● **PROVIDED DATA**:
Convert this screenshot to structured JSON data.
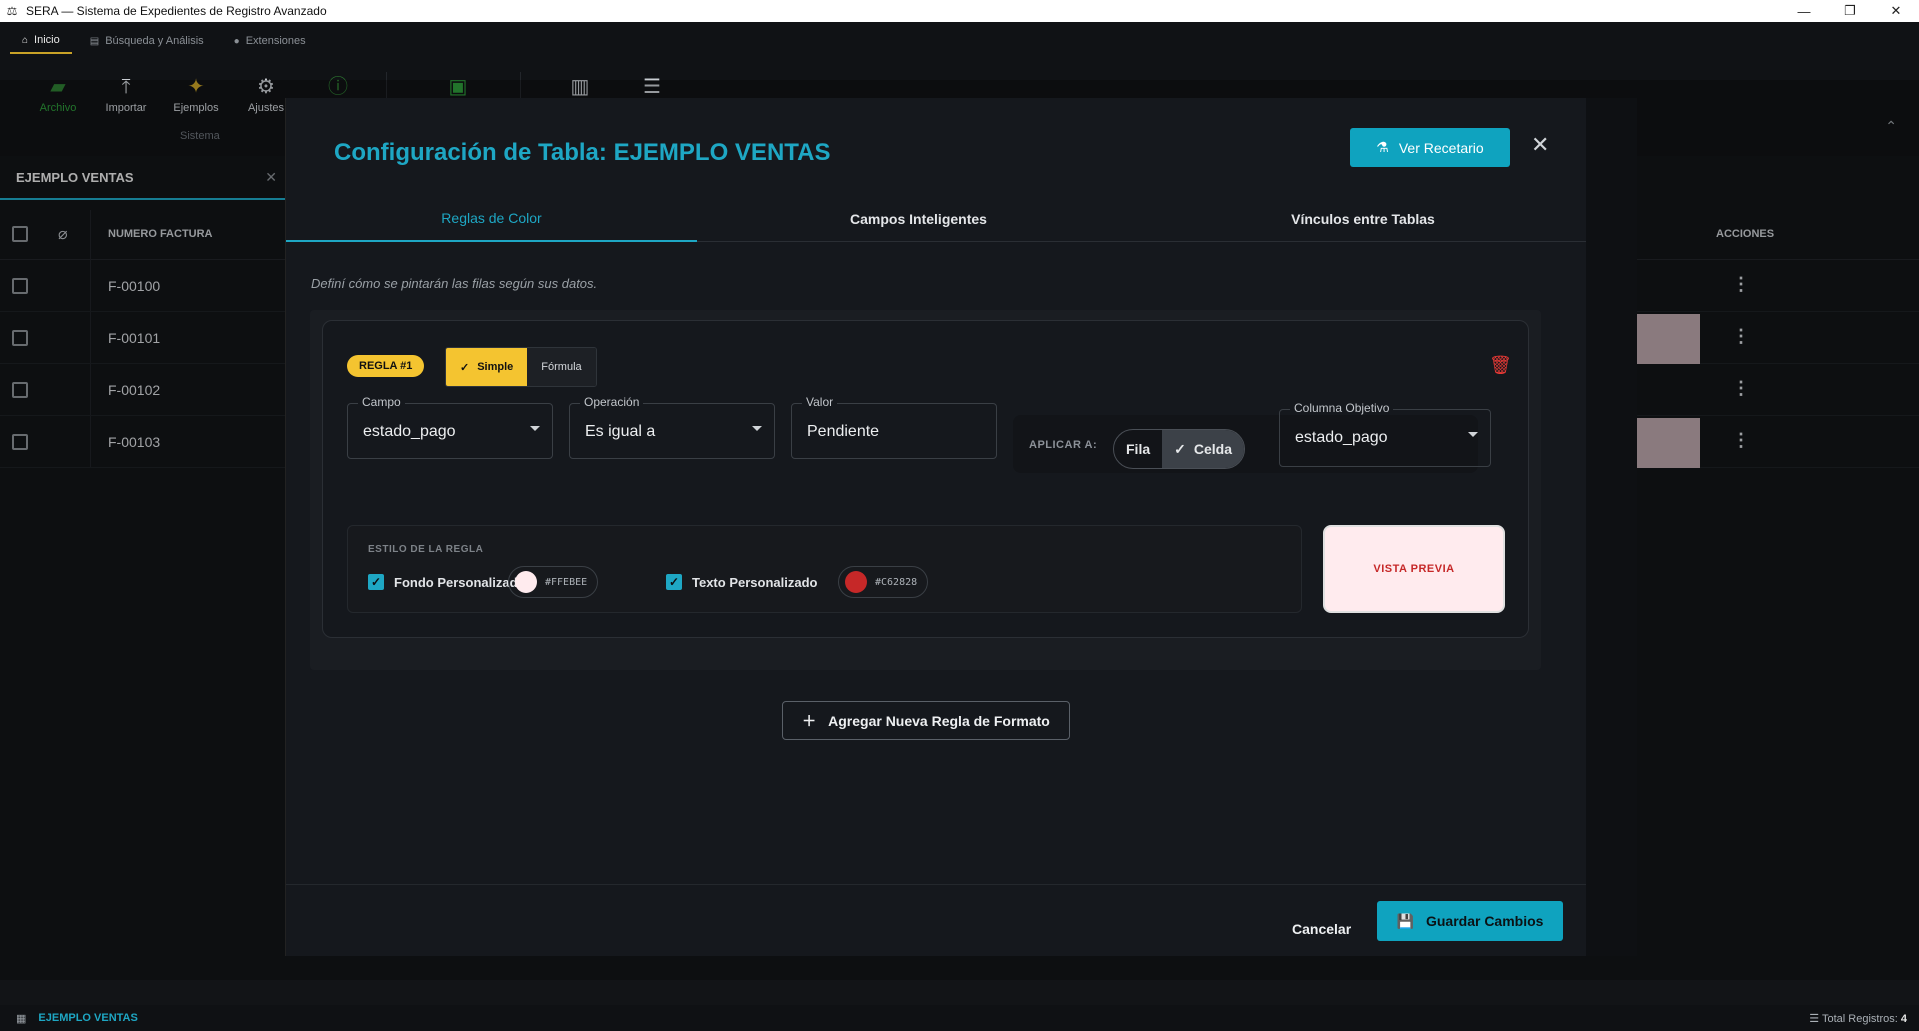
{
  "window": {
    "title": "SERA — Sistema de Expedientes de Registro Avanzado",
    "icon": "sera-app-icon"
  },
  "ribbon": {
    "tabs": [
      {
        "label": "Inicio",
        "icon": "home-icon",
        "active": true
      },
      {
        "label": "Búsqueda y Análisis",
        "icon": "chart-icon",
        "active": false
      },
      {
        "label": "Extensiones",
        "icon": "puzzle-icon",
        "active": false
      }
    ],
    "buttons": [
      {
        "label": "Archivo",
        "icon": "folder-icon",
        "color": "#2e7d32"
      },
      {
        "label": "Importar",
        "icon": "upload-icon"
      },
      {
        "label": "Ejemplos",
        "icon": "sparkle-icon",
        "color": "#c9a227"
      },
      {
        "label": "Ajustes",
        "icon": "gear-icon"
      }
    ],
    "section_label": "Sistema"
  },
  "panel": {
    "table_name": "EJEMPLO VENTAS",
    "columns": {
      "invoice": "NUMERO FACTURA",
      "actions": "ACCIONES"
    },
    "rows": [
      {
        "invoice": "F-00100",
        "tinted": false
      },
      {
        "invoice": "F-00101",
        "tinted": true
      },
      {
        "invoice": "F-00102",
        "tinted": false
      },
      {
        "invoice": "F-00103",
        "tinted": true
      }
    ]
  },
  "statusbar": {
    "table": "EJEMPLO VENTAS",
    "total_label": "Total Registros:",
    "total_value": "4"
  },
  "dialog": {
    "title": "Configuración de Tabla: EJEMPLO VENTAS",
    "recipe_button": "Ver Recetario",
    "tabs": [
      {
        "label": "Reglas de Color",
        "active": true
      },
      {
        "label": "Campos Inteligentes",
        "active": false
      },
      {
        "label": "Vínculos entre Tablas",
        "active": false
      }
    ],
    "hint": "Definí cómo se pintarán las filas según sus datos.",
    "rule": {
      "badge": "REGLA #1",
      "mode_options": [
        "Simple",
        "Fórmula"
      ],
      "mode_selected": "Simple",
      "campo_label": "Campo",
      "campo_value": "estado_pago",
      "operacion_label": "Operación",
      "operacion_value": "Es igual a",
      "valor_label": "Valor",
      "valor_value": "Pendiente",
      "apply_label": "APLICAR A:",
      "apply_options": [
        "Fila",
        "Celda"
      ],
      "apply_selected": "Celda",
      "target_label": "Columna Objetivo",
      "target_value": "estado_pago",
      "style_title": "ESTILO DE LA REGLA",
      "bg_label": "Fondo Personalizado",
      "bg_hex": "#FFEBEE",
      "text_label": "Texto Personalizado",
      "text_hex": "#C62828",
      "preview": "VISTA PREVIA"
    },
    "add_rule_button": "Agregar Nueva Regla de Formato",
    "cancel_button": "Cancelar",
    "save_button": "Guardar Cambios"
  },
  "colors": {
    "accent": "#1ea7c4",
    "highlight": "#f4c430",
    "danger": "#e53935"
  }
}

● **OBJECTIVE**:
All the records above need to be given again word for word. Skip the pictures.

● **REPLY**:
Convert this screenshot to structured JSON data.
{
  "window": {
    "title": "SERA — Sistema de Expedientes de Registro Avanzado",
    "icon": "sera-app-icon"
  },
  "ribbon": {
    "tabs": [
      {
        "label": "Inicio",
        "icon": "home-icon",
        "active": true
      },
      {
        "label": "Búsqueda y Análisis",
        "icon": "chart-icon",
        "active": false
      },
      {
        "label": "Extensiones",
        "icon": "puzzle-icon",
        "active": false
      }
    ],
    "buttons": [
      {
        "label": "Archivo",
        "icon": "folder-icon",
        "color": "#2e7d32"
      },
      {
        "label": "Importar",
        "icon": "upload-icon"
      },
      {
        "label": "Ejemplos",
        "icon": "sparkle-icon",
        "color": "#c9a227"
      },
      {
        "label": "Ajustes",
        "icon": "gear-icon"
      }
    ],
    "section_label": "Sistema"
  },
  "panel": {
    "table_name": "EJEMPLO VENTAS",
    "columns": {
      "invoice": "NUMERO FACTURA",
      "actions": "ACCIONES"
    },
    "rows": [
      {
        "invoice": "F-00100",
        "tinted": false
      },
      {
        "invoice": "F-00101",
        "tinted": true
      },
      {
        "invoice": "F-00102",
        "tinted": false
      },
      {
        "invoice": "F-00103",
        "tinted": true
      }
    ]
  },
  "statusbar": {
    "table": "EJEMPLO VENTAS",
    "total_label": "Total Registros:",
    "total_value": "4"
  },
  "dialog": {
    "title": "Configuración de Tabla: EJEMPLO VENTAS",
    "recipe_button": "Ver Recetario",
    "tabs": [
      {
        "label": "Reglas de Color",
        "active": true
      },
      {
        "label": "Campos Inteligentes",
        "active": false
      },
      {
        "label": "Vínculos entre Tablas",
        "active": false
      }
    ],
    "hint": "Definí cómo se pintarán las filas según sus datos.",
    "rule": {
      "badge": "REGLA #1",
      "mode_options": [
        "Simple",
        "Fórmula"
      ],
      "mode_selected": "Simple",
      "campo_label": "Campo",
      "campo_value": "estado_pago",
      "operacion_label": "Operación",
      "operacion_value": "Es igual a",
      "valor_label": "Valor",
      "valor_value": "Pendiente",
      "apply_label": "APLICAR A:",
      "apply_options": [
        "Fila",
        "Celda"
      ],
      "apply_selected": "Celda",
      "target_label": "Columna Objetivo",
      "target_value": "estado_pago",
      "style_title": "ESTILO DE LA REGLA",
      "bg_label": "Fondo Personalizado",
      "bg_hex": "#FFEBEE",
      "text_label": "Texto Personalizado",
      "text_hex": "#C62828",
      "preview": "VISTA PREVIA"
    },
    "add_rule_button": "Agregar Nueva Regla de Formato",
    "cancel_button": "Cancelar",
    "save_button": "Guardar Cambios"
  },
  "colors": {
    "accent": "#1ea7c4",
    "highlight": "#f4c430",
    "danger": "#e53935"
  }
}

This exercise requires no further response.